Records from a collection
--- start ---

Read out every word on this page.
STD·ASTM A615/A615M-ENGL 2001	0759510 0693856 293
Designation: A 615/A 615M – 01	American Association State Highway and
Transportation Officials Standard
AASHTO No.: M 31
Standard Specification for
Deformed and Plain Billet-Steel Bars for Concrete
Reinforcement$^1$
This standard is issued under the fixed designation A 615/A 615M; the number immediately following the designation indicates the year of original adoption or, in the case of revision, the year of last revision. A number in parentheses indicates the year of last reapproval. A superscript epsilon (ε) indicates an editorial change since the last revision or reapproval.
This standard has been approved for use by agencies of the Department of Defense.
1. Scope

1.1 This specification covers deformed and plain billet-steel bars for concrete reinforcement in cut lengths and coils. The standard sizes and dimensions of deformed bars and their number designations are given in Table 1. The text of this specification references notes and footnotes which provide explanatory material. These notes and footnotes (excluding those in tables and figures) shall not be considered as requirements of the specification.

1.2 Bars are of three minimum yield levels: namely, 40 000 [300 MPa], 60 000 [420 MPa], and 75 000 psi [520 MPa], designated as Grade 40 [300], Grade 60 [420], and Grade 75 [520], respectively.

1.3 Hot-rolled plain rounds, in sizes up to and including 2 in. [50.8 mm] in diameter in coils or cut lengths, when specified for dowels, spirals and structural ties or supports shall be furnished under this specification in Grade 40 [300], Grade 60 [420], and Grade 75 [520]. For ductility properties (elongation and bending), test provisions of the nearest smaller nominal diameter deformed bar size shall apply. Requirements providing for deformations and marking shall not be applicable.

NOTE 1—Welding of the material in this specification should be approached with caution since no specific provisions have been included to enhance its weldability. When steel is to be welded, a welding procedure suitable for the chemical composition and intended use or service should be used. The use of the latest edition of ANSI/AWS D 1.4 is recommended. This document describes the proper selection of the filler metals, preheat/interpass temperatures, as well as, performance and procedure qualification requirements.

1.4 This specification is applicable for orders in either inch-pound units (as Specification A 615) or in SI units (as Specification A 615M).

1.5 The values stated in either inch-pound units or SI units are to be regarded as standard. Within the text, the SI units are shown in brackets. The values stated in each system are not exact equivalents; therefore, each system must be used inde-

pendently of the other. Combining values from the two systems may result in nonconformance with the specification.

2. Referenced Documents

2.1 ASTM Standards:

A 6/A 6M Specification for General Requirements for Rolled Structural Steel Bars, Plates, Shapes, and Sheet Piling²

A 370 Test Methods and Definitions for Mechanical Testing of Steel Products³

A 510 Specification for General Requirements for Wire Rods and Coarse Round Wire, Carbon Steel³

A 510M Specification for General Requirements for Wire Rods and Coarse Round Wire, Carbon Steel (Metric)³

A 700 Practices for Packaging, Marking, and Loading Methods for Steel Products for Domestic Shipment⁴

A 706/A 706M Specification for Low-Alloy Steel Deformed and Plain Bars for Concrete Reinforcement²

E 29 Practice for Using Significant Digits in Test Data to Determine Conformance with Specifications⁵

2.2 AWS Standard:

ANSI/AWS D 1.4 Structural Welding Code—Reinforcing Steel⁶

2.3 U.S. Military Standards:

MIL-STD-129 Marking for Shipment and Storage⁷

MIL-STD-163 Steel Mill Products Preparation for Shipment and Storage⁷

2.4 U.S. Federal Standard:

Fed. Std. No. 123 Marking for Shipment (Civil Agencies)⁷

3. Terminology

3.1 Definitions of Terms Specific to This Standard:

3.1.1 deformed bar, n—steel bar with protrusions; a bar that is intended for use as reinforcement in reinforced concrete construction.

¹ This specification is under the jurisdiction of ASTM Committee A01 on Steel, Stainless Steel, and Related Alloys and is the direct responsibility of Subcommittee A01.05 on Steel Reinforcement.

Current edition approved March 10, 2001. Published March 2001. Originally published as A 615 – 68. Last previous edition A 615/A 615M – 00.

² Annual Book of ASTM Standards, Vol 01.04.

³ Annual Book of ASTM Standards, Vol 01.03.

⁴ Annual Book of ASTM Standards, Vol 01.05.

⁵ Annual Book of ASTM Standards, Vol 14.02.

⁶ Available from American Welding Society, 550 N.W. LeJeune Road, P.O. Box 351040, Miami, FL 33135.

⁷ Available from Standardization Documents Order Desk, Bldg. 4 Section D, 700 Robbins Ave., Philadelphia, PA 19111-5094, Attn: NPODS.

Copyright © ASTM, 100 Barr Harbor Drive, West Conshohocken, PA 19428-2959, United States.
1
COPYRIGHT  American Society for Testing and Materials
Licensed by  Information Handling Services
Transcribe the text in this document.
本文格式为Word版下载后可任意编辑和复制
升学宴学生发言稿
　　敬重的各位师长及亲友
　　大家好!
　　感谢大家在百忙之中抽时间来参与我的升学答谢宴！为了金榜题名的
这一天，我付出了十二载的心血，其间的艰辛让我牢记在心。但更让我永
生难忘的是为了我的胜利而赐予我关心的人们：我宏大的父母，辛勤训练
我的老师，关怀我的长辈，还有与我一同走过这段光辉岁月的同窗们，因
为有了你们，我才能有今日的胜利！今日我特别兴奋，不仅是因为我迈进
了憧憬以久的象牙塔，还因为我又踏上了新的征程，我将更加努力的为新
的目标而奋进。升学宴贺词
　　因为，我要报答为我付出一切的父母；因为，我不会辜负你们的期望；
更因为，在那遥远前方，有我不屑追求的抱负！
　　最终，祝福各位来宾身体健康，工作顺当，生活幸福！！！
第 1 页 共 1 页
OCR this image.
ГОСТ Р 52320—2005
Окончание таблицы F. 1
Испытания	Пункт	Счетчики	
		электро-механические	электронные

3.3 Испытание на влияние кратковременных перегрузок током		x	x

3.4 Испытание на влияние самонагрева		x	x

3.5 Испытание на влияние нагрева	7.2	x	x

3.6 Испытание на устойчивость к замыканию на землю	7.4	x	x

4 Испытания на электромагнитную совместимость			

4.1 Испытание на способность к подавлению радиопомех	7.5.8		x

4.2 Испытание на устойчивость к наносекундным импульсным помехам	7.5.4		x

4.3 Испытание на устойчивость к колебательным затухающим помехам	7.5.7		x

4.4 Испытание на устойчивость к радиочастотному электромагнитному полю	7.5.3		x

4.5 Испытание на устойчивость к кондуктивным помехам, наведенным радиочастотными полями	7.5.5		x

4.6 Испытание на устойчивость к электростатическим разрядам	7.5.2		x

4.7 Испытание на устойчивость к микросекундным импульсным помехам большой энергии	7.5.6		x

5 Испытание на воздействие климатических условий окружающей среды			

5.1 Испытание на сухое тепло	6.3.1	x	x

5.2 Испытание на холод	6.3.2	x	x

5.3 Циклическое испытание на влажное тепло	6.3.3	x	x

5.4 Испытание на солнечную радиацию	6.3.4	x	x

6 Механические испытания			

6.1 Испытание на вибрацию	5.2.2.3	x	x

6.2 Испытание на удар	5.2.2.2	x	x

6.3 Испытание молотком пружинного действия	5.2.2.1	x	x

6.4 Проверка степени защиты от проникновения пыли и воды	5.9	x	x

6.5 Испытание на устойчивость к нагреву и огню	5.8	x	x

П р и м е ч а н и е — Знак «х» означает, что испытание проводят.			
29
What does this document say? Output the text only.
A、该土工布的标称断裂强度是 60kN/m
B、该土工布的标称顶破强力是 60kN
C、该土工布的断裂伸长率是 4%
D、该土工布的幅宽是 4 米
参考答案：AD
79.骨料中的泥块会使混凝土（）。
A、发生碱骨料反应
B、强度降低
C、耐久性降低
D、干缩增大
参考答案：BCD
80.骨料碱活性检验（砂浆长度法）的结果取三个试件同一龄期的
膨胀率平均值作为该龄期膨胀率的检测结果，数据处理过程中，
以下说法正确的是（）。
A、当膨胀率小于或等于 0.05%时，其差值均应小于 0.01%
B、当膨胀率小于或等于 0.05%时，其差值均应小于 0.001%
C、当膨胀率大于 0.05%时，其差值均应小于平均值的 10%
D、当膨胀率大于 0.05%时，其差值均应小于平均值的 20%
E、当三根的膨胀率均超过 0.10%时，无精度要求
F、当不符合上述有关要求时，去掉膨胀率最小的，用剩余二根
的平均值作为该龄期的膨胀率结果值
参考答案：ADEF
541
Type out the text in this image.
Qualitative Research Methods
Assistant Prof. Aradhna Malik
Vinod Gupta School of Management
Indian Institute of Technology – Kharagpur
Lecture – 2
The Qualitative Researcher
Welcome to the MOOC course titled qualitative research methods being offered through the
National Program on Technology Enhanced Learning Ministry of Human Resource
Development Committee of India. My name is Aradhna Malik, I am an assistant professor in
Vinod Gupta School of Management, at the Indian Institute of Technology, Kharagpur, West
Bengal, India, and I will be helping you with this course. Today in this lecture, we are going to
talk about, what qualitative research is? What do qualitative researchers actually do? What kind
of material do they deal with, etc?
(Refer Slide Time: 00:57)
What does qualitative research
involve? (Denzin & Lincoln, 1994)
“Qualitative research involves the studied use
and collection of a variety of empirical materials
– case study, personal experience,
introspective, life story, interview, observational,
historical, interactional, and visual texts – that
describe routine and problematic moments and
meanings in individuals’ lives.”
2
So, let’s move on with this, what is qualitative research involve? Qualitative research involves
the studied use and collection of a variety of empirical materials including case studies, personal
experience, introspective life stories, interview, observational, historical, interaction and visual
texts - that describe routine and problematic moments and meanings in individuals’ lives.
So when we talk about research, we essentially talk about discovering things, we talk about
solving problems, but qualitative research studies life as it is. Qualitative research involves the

--- end ---

Your objective
Gather up, from the records above, each line where the word "импульсным" appears.

Correct response
4.2 Испытание на устойчивость к наносекундным импульсным помехам	7.5.4		x
4.7 Испытание на устойчивость к микросекундным импульсным помехам большой энергии	7.5.6		x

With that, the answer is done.